# What to work on
Pictures aside, quote the whole listing exactly.

# Data in this exercise
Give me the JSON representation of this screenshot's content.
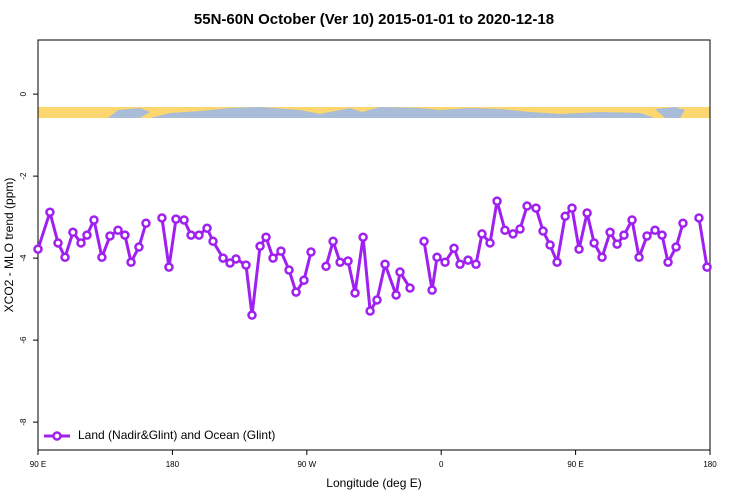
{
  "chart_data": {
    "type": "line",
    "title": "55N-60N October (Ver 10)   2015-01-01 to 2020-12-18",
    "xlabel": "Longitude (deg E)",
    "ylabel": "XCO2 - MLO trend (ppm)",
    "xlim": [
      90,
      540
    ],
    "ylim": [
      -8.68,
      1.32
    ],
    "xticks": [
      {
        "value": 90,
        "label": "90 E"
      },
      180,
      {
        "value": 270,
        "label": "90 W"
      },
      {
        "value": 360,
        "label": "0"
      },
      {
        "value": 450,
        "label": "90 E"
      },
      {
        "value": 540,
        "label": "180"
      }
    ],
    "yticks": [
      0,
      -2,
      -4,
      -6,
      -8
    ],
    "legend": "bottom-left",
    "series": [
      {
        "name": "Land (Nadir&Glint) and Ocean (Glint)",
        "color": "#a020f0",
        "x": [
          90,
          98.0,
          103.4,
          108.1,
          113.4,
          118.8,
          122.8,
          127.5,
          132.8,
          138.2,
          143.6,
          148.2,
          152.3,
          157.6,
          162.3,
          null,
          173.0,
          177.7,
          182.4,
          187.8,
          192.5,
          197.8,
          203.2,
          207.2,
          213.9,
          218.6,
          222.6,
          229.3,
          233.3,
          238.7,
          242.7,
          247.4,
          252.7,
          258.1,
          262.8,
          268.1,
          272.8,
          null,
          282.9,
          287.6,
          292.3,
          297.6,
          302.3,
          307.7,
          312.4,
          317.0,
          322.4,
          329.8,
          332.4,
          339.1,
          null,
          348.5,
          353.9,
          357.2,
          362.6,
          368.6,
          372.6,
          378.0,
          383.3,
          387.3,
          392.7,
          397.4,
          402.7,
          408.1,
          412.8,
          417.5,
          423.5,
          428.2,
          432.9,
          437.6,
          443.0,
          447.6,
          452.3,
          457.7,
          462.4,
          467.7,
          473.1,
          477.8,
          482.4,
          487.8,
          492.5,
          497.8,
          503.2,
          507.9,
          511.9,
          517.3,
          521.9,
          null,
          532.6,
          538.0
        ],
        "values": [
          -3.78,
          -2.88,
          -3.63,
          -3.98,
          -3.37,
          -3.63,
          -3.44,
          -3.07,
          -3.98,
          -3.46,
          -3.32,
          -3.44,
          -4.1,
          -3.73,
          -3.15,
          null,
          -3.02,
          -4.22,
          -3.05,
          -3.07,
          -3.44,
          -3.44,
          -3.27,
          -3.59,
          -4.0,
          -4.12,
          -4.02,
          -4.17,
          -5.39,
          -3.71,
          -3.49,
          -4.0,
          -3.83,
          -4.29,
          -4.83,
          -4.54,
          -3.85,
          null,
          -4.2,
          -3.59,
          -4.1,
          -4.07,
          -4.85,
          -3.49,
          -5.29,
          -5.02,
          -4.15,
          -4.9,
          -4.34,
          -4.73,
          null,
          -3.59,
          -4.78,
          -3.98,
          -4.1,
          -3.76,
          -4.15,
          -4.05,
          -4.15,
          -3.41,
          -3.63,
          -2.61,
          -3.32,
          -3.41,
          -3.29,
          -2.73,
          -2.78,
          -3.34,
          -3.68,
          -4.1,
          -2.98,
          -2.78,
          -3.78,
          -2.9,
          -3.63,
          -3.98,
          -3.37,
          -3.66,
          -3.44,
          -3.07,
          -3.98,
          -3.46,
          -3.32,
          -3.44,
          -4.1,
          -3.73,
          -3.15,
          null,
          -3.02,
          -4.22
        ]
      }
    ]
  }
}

# Task solution
Give me the JSON representation of this screenshot's content.
{
  "chart_data": {
    "type": "line",
    "title": "55N-60N October (Ver 10)   2015-01-01 to 2020-12-18",
    "xlabel": "Longitude (deg E)",
    "ylabel": "XCO2 - MLO trend (ppm)",
    "xlim": [
      90,
      540
    ],
    "ylim": [
      -8.68,
      1.32
    ],
    "xticks": [
      {
        "value": 90,
        "label": "90 E"
      },
      180,
      {
        "value": 270,
        "label": "90 W"
      },
      {
        "value": 360,
        "label": "0"
      },
      {
        "value": 450,
        "label": "90 E"
      },
      {
        "value": 540,
        "label": "180"
      }
    ],
    "yticks": [
      0,
      -2,
      -4,
      -6,
      -8
    ],
    "legend": "bottom-left",
    "series": [
      {
        "name": "Land (Nadir&Glint) and Ocean (Glint)",
        "color": "#a020f0",
        "x": [
          90,
          98.0,
          103.4,
          108.1,
          113.4,
          118.8,
          122.8,
          127.5,
          132.8,
          138.2,
          143.6,
          148.2,
          152.3,
          157.6,
          162.3,
          null,
          173.0,
          177.7,
          182.4,
          187.8,
          192.5,
          197.8,
          203.2,
          207.2,
          213.9,
          218.6,
          222.6,
          229.3,
          233.3,
          238.7,
          242.7,
          247.4,
          252.7,
          258.1,
          262.8,
          268.1,
          272.8,
          null,
          282.9,
          287.6,
          292.3,
          297.6,
          302.3,
          307.7,
          312.4,
          317.0,
          322.4,
          329.8,
          332.4,
          339.1,
          null,
          348.5,
          353.9,
          357.2,
          362.6,
          368.6,
          372.6,
          378.0,
          383.3,
          387.3,
          392.7,
          397.4,
          402.7,
          408.1,
          412.8,
          417.5,
          423.5,
          428.2,
          432.9,
          437.6,
          443.0,
          447.6,
          452.3,
          457.7,
          462.4,
          467.7,
          473.1,
          477.8,
          482.4,
          487.8,
          492.5,
          497.8,
          503.2,
          507.9,
          511.9,
          517.3,
          521.9,
          null,
          532.6,
          538.0
        ],
        "values": [
          -3.78,
          -2.88,
          -3.63,
          -3.98,
          -3.37,
          -3.63,
          -3.44,
          -3.07,
          -3.98,
          -3.46,
          -3.32,
          -3.44,
          -4.1,
          -3.73,
          -3.15,
          null,
          -3.02,
          -4.22,
          -3.05,
          -3.07,
          -3.44,
          -3.44,
          -3.27,
          -3.59,
          -4.0,
          -4.12,
          -4.02,
          -4.17,
          -5.39,
          -3.71,
          -3.49,
          -4.0,
          -3.83,
          -4.29,
          -4.83,
          -4.54,
          -3.85,
          null,
          -4.2,
          -3.59,
          -4.1,
          -4.07,
          -4.85,
          -3.49,
          -5.29,
          -5.02,
          -4.15,
          -4.9,
          -4.34,
          -4.73,
          null,
          -3.59,
          -4.78,
          -3.98,
          -4.1,
          -3.76,
          -4.15,
          -4.05,
          -4.15,
          -3.41,
          -3.63,
          -2.61,
          -3.32,
          -3.41,
          -3.29,
          -2.73,
          -2.78,
          -3.34,
          -3.68,
          -4.1,
          -2.98,
          -2.78,
          -3.78,
          -2.9,
          -3.63,
          -3.98,
          -3.37,
          -3.66,
          -3.44,
          -3.07,
          -3.98,
          -3.46,
          -3.32,
          -3.44,
          -4.1,
          -3.73,
          -3.15,
          null,
          -3.02,
          -4.22
        ]
      }
    ]
  }
}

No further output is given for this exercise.